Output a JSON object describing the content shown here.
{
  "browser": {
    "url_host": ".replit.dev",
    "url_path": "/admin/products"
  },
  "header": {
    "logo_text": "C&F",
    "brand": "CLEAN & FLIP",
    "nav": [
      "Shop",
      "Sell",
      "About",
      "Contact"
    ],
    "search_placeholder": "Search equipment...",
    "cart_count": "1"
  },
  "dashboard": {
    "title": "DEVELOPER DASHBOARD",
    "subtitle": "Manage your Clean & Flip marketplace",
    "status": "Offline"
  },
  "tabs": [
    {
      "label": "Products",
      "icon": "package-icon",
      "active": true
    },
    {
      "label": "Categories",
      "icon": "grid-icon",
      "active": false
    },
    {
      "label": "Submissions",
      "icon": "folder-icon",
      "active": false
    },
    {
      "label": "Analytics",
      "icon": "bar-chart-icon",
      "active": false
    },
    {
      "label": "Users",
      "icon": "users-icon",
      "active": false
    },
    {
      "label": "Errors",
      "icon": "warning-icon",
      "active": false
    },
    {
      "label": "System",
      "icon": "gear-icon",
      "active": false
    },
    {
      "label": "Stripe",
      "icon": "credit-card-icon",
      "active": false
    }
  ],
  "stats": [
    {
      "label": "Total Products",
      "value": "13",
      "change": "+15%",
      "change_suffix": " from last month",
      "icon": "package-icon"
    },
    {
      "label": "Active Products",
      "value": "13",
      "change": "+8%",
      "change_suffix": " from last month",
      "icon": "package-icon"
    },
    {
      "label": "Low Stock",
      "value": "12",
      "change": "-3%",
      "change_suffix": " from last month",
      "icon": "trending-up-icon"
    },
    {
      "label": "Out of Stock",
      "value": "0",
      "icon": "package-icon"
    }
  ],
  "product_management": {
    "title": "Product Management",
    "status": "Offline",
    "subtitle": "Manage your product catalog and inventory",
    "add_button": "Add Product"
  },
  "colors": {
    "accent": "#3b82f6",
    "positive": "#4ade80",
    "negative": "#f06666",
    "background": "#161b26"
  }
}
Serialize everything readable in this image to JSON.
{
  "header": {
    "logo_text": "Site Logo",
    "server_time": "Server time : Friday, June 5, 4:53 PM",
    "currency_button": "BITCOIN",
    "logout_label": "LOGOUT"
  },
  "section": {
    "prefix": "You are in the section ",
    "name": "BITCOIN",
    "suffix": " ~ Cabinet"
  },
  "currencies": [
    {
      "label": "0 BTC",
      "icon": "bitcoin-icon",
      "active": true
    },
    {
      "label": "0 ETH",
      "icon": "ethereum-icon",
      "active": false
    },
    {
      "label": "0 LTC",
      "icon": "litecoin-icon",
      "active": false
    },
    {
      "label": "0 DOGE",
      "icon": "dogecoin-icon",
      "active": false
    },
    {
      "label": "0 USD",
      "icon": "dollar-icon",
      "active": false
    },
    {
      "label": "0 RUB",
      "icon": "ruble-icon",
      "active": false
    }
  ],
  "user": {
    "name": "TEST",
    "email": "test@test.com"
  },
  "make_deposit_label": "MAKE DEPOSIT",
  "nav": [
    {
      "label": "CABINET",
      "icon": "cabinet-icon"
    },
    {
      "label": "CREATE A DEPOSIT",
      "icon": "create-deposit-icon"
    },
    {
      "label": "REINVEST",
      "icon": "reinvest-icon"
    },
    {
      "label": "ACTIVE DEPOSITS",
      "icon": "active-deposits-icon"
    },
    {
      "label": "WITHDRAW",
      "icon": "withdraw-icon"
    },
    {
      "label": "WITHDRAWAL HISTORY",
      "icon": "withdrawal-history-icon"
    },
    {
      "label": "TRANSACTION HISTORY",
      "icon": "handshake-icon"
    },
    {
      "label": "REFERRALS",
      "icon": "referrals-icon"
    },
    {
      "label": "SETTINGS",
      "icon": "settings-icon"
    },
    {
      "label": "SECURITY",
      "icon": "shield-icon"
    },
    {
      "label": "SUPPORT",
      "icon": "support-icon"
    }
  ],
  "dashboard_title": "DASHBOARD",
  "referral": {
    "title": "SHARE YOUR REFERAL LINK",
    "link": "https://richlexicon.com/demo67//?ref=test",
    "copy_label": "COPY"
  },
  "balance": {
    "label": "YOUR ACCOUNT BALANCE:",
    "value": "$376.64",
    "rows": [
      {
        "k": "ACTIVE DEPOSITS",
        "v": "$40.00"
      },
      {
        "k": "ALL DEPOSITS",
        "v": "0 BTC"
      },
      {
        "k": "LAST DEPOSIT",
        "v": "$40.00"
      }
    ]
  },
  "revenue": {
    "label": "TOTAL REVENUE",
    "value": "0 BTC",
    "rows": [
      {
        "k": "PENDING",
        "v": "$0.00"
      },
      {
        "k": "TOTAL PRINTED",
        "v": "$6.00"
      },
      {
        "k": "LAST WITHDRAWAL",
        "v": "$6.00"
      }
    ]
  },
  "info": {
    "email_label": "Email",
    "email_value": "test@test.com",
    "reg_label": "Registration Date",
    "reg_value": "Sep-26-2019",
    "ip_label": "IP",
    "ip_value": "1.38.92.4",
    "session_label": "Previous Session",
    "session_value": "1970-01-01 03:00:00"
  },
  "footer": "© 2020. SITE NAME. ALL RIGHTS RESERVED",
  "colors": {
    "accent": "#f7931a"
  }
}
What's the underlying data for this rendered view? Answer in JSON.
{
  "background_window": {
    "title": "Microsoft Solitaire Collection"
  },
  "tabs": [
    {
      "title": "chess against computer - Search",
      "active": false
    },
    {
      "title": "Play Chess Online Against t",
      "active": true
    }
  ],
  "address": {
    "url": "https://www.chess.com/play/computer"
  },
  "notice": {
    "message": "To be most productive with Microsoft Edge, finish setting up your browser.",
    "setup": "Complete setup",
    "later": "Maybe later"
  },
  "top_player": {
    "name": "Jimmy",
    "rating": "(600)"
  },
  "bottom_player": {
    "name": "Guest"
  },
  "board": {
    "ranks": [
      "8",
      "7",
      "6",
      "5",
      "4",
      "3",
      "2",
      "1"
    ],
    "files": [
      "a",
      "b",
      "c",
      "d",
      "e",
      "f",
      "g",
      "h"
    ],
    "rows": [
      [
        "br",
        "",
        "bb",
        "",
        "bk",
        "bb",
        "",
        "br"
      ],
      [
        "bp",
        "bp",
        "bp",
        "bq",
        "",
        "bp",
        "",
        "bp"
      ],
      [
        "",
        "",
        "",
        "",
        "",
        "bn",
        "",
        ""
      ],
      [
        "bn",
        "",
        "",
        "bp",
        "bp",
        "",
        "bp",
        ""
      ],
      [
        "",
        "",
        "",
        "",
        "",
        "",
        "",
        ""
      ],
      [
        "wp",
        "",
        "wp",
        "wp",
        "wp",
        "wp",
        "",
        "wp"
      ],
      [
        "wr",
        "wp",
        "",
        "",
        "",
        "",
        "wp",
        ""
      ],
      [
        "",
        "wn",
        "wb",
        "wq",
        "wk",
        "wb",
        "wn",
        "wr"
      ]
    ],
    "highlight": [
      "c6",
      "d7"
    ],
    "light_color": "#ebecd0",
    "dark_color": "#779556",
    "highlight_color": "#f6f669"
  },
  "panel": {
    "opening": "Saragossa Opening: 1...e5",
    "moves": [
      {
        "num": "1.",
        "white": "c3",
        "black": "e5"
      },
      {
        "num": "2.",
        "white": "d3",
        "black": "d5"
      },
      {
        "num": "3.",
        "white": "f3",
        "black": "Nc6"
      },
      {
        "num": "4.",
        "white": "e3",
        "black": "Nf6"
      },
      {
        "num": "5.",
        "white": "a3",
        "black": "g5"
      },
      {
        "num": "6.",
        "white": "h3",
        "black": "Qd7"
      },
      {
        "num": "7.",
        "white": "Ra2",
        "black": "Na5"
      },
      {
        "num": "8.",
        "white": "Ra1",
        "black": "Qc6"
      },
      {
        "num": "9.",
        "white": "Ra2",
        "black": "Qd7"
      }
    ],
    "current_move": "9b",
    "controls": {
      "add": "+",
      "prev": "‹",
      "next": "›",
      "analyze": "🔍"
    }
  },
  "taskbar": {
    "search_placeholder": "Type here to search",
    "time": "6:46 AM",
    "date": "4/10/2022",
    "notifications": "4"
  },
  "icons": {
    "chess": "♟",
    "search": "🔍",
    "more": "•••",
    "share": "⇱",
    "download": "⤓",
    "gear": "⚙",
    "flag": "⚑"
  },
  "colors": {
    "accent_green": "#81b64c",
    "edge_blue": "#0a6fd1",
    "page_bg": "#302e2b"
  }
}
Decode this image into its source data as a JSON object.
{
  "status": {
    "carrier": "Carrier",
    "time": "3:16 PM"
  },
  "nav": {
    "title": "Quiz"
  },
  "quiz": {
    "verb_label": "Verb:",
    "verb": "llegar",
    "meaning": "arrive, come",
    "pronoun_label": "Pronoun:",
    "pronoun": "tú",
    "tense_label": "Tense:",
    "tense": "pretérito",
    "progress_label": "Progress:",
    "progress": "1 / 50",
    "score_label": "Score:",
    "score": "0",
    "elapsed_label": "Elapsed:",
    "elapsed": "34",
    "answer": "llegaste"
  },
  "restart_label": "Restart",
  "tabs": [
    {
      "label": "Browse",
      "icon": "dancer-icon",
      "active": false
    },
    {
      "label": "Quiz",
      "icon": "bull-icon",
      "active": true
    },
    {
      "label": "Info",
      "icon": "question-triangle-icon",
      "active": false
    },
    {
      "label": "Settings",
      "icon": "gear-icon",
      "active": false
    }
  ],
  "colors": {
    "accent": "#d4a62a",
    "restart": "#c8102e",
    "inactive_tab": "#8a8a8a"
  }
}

# # # #

**Written instruction:** Extract each line holding the string "image".

**Result for this exercise:**
Serialize everything readable in this image to JSON.
Decode this image into its source data as a JSON object.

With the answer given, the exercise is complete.